### [CHALLENGE]
Retype the tail of the data exactly, starting at the line containing "Enumerate this screenshot's" and stopping at the last line.

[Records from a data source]
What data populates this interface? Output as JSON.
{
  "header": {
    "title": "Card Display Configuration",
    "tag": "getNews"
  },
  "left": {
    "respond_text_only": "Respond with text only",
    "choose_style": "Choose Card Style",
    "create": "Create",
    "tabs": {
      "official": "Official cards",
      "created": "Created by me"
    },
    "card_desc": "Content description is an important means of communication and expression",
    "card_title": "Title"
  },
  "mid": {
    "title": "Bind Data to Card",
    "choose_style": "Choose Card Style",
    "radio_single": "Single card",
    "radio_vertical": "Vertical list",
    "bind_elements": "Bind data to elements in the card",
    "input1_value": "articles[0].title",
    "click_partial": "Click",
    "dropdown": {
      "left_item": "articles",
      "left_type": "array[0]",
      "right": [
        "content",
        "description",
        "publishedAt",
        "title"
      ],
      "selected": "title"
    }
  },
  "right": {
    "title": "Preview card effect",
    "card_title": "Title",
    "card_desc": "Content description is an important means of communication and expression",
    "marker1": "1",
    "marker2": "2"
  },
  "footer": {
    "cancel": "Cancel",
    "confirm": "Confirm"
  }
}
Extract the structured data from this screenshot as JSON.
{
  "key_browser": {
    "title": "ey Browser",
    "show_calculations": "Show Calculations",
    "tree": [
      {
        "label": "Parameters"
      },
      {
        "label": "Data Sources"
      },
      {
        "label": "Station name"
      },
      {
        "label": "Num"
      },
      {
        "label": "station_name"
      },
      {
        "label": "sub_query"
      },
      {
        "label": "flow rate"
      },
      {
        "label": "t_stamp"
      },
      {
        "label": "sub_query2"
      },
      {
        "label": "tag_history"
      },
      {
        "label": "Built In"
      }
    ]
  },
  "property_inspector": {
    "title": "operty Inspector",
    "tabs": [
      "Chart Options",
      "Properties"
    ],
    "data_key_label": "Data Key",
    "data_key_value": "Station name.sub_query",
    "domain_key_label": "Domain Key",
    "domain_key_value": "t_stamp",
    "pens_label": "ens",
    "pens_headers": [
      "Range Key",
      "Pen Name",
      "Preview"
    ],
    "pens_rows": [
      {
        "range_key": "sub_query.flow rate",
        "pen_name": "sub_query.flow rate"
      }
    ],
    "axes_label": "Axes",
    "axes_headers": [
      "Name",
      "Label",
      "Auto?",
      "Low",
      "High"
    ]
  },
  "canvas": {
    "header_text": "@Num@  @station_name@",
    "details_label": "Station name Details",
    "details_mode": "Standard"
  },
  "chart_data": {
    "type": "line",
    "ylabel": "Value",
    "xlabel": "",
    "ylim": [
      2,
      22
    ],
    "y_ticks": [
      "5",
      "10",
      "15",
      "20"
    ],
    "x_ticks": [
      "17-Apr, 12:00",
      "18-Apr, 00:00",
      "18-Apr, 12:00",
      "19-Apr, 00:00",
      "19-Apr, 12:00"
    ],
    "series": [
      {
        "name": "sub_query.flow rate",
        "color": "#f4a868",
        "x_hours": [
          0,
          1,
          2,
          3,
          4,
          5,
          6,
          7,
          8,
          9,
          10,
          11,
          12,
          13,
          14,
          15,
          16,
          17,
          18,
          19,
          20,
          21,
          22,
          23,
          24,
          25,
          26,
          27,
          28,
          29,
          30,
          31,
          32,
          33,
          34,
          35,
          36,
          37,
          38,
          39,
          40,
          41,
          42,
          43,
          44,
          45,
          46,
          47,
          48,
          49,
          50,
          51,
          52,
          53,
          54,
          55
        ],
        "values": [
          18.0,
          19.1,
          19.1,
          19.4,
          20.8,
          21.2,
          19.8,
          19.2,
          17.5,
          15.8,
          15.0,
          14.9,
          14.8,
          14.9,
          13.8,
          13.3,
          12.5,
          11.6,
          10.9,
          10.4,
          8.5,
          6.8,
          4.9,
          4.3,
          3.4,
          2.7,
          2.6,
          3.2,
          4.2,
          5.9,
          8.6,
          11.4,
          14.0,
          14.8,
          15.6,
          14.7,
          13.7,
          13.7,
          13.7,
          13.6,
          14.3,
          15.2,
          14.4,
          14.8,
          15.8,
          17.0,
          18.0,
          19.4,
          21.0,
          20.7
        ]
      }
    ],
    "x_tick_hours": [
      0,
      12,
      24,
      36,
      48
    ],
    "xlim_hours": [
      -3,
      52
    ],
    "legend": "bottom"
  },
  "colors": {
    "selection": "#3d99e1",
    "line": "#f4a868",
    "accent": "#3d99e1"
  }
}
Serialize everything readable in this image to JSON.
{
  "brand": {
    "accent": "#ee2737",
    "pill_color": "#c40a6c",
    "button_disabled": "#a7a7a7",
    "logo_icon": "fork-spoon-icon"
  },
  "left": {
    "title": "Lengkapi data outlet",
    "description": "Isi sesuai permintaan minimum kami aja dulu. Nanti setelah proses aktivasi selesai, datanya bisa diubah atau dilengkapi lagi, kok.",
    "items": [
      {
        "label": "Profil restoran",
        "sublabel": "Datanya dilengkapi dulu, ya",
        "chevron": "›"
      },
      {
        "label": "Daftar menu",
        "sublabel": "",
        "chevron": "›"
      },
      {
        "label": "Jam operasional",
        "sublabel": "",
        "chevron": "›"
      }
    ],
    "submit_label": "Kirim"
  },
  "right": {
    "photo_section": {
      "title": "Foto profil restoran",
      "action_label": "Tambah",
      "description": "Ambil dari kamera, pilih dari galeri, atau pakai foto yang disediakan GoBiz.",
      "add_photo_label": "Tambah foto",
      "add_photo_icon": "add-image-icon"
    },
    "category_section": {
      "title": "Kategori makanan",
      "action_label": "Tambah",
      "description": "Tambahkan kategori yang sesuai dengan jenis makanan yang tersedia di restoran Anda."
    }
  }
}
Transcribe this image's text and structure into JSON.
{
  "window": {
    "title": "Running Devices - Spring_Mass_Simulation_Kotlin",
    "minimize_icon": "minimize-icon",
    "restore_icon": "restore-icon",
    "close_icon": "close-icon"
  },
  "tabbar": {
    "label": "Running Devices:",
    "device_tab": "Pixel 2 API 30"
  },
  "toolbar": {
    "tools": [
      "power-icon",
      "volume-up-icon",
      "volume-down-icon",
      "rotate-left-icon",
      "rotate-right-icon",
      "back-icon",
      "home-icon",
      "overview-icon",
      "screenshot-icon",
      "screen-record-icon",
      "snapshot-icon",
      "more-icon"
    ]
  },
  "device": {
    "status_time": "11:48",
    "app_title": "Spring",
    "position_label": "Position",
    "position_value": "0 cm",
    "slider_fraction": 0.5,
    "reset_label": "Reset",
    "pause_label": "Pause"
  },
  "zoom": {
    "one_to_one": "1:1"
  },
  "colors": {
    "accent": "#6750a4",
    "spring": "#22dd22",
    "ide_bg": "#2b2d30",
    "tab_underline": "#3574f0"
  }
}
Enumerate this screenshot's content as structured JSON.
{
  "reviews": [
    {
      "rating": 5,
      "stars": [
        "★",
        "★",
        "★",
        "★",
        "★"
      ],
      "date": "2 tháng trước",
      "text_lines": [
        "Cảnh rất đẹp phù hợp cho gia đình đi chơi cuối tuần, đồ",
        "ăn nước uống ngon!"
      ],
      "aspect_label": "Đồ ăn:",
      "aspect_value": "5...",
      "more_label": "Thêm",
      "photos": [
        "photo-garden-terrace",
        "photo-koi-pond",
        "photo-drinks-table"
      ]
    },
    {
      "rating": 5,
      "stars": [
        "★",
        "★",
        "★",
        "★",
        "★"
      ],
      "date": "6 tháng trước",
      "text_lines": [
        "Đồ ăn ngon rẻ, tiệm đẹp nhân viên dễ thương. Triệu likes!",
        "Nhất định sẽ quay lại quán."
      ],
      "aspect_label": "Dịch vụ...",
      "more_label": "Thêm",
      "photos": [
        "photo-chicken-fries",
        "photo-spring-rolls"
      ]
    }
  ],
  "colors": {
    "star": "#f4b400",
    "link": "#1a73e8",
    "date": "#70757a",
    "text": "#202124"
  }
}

### [SOLVED PROBLEM]
Enumerate this screenshot's content as structured JSON.
{
  "reviews": [
    {
      "rating": 5,
      "stars": [
        "★",
        "★",
        "★",
        "★",
        "★"
      ],
      "date": "2 tháng trước",
      "text_lines": [
        "Cảnh rất đẹp phù hợp cho gia đình đi chơi cuối tuần, đồ",
        "ăn nước uống ngon!"
      ],
      "aspect_label": "Đồ ăn:",
      "aspect_value": "5...",
      "more_label": "Thêm",
      "photos": [
        "photo-garden-terrace",
        "photo-koi-pond",
        "photo-drinks-table"
      ]
    },
    {
      "rating": 5,
      "stars": [
        "★",
        "★",
        "★",
        "★",
        "★"
      ],
      "date": "6 tháng trước",
      "text_lines": [
        "Đồ ăn ngon rẻ, tiệm đẹp nhân viên dễ thương. Triệu likes!",
        "Nhất định sẽ quay lại quán."
      ],
      "aspect_label": "Dịch vụ...",
      "more_label": "Thêm",
      "photos": [
        "photo-chicken-fries",
        "photo-spring-rolls"
      ]
    }
  ],
  "colors": {
    "star": "#f4b400",
    "link": "#1a73e8",
    "date": "#70757a",
    "text": "#202124"
  }
}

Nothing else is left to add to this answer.